-- START Data excerpts --

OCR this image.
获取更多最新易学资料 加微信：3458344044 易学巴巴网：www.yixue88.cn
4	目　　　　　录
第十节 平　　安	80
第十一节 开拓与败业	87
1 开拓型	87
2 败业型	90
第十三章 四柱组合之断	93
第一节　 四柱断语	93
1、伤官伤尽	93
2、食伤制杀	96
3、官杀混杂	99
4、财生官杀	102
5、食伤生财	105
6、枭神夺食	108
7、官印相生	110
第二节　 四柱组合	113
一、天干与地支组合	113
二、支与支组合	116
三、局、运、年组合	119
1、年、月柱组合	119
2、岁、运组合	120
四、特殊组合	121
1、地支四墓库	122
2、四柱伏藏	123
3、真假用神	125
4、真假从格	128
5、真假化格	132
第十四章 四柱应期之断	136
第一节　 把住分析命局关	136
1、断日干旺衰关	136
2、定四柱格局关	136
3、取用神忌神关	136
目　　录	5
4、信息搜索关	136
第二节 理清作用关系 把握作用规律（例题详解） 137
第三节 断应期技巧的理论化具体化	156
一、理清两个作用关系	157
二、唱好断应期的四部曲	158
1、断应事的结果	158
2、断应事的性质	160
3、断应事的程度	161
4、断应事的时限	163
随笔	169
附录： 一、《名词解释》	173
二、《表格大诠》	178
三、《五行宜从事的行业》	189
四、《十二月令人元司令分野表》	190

-- END Data excerpts --

*Task statement*:
Return all the data above once more, precisely as given.

*Answer to this problem*:
OCR this image.
获取更多最新易学资料 加微信：3458344044 易学巴巴网：www.yixue88.cn
4	目　　　　　录
第十节 平　　安	80
第十一节 开拓与败业	87
1 开拓型	87
2 败业型	90
第十三章 四柱组合之断	93
第一节　 四柱断语	93
1、伤官伤尽	93
2、食伤制杀	96
3、官杀混杂	99
4、财生官杀	102
5、食伤生财	105
6、枭神夺食	108
7、官印相生	110
第二节　 四柱组合	113
一、天干与地支组合	113
二、支与支组合	116
三、局、运、年组合	119
1、年、月柱组合	119
2、岁、运组合	120
四、特殊组合	121
1、地支四墓库	122
2、四柱伏藏	123
3、真假用神	125
4、真假从格	128
5、真假化格	132
第十四章 四柱应期之断	136
第一节　 把住分析命局关	136
1、断日干旺衰关	136
2、定四柱格局关	136
3、取用神忌神关	136
目　　录	5
4、信息搜索关	136
第二节 理清作用关系 把握作用规律（例题详解） 137
第三节 断应期技巧的理论化具体化	156
一、理清两个作用关系	157
二、唱好断应期的四部曲	158
1、断应事的结果	158
2、断应事的性质	160
3、断应事的程度	161
4、断应事的时限	163
随笔	169
附录： 一、《名词解释》	173
二、《表格大诠》	178
三、《五行宜从事的行业》	189
四、《十二月令人元司令分野表》	190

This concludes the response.